TASK BRIEF: In the entries below, count every line containing "Bitcoin". Return the number and nothing else.

━━ RECORDS FOR THE EXERCISE

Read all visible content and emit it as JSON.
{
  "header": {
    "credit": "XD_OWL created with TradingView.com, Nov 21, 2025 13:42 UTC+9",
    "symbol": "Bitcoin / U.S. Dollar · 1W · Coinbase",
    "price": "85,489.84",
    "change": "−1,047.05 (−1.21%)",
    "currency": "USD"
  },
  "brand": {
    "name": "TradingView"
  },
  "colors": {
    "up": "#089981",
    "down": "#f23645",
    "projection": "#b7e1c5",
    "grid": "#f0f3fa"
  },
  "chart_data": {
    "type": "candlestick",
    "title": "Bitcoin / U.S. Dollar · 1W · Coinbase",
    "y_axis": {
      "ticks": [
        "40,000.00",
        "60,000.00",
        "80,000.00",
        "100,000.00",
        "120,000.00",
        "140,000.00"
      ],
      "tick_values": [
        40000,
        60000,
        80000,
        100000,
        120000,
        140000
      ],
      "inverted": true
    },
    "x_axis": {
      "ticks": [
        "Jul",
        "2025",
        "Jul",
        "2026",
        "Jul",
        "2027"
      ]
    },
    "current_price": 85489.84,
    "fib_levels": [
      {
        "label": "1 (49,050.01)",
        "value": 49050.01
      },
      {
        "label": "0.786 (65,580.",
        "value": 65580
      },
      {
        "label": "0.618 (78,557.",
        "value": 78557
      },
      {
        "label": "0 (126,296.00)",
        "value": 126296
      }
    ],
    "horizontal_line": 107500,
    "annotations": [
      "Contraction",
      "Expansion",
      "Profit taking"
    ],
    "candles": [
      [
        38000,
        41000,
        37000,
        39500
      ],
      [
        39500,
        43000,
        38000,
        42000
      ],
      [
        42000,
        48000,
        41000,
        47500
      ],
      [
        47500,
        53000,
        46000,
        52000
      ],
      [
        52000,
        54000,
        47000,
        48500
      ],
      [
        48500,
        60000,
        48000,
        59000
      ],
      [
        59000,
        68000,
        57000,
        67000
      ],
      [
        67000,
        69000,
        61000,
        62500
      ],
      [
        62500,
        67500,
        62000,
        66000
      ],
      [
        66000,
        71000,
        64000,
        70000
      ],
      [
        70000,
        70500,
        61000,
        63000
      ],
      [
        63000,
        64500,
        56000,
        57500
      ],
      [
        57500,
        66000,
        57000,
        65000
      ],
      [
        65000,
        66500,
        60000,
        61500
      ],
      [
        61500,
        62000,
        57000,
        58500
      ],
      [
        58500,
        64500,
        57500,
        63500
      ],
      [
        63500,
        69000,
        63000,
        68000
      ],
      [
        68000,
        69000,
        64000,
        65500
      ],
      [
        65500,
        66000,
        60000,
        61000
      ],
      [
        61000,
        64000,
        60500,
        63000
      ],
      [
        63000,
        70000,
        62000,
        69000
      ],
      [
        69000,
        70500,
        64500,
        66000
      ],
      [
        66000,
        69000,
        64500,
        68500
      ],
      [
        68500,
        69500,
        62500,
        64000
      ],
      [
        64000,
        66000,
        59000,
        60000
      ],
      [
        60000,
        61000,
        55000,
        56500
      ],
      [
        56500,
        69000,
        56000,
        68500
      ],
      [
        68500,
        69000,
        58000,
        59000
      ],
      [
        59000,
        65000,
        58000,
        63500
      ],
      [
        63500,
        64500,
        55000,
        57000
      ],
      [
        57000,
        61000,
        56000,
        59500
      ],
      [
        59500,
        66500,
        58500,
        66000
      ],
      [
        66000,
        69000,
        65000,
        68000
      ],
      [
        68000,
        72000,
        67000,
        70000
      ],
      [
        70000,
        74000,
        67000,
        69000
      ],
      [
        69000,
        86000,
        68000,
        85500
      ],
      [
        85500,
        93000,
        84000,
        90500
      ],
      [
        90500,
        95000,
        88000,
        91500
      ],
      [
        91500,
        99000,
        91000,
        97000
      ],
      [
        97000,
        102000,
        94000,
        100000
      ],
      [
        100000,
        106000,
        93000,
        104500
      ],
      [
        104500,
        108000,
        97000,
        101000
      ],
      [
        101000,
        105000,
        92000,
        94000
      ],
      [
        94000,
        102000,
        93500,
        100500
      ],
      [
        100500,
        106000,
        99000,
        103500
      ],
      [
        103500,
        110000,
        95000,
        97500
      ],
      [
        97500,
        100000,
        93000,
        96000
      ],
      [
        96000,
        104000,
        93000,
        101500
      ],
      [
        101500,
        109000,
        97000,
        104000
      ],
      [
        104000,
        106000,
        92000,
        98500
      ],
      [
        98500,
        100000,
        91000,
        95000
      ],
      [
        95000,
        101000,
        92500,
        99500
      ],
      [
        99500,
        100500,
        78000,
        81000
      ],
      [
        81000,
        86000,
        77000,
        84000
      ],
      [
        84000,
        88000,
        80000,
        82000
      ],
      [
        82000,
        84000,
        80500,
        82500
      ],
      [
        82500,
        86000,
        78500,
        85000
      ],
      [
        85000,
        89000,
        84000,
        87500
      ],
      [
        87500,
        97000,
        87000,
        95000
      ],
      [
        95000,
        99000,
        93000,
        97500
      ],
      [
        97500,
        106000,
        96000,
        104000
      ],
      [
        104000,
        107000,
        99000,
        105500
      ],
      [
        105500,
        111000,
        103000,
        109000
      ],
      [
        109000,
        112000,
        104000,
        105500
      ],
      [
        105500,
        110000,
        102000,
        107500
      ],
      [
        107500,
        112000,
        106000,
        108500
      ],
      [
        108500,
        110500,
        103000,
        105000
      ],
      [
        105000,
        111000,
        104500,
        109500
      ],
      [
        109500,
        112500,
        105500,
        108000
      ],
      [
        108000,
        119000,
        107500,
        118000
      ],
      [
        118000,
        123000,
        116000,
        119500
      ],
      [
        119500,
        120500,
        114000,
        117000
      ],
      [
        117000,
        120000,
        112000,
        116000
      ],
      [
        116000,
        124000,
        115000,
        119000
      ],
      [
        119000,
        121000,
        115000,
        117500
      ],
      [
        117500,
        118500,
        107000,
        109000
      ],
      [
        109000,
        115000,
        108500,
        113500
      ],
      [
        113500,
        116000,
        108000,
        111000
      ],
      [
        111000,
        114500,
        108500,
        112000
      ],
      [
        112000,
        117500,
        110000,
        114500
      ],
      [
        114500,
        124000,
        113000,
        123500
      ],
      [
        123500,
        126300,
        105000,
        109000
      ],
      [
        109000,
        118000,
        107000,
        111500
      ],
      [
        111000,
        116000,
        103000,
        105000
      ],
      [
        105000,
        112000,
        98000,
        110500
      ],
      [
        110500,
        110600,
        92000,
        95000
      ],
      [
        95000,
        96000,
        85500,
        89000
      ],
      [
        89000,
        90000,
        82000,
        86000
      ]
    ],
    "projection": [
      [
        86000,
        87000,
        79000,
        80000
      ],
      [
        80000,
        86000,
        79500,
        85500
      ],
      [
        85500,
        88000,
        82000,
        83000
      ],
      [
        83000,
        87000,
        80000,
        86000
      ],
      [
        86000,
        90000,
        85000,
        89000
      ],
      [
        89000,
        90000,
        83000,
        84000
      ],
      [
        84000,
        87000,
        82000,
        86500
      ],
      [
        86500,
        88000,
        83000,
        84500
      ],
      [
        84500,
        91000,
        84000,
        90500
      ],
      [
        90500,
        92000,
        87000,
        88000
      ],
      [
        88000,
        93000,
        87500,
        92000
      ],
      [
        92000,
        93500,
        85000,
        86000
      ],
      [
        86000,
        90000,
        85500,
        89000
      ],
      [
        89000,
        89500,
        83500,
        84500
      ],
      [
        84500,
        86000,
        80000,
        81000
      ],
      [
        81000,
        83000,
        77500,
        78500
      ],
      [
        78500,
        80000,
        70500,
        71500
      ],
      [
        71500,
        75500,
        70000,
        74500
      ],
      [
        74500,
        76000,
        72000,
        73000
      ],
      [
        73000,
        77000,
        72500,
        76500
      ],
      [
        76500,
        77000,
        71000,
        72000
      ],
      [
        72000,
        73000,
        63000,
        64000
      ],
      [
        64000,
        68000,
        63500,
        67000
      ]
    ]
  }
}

━━━━

SOLUTION TO THIS TASK: 2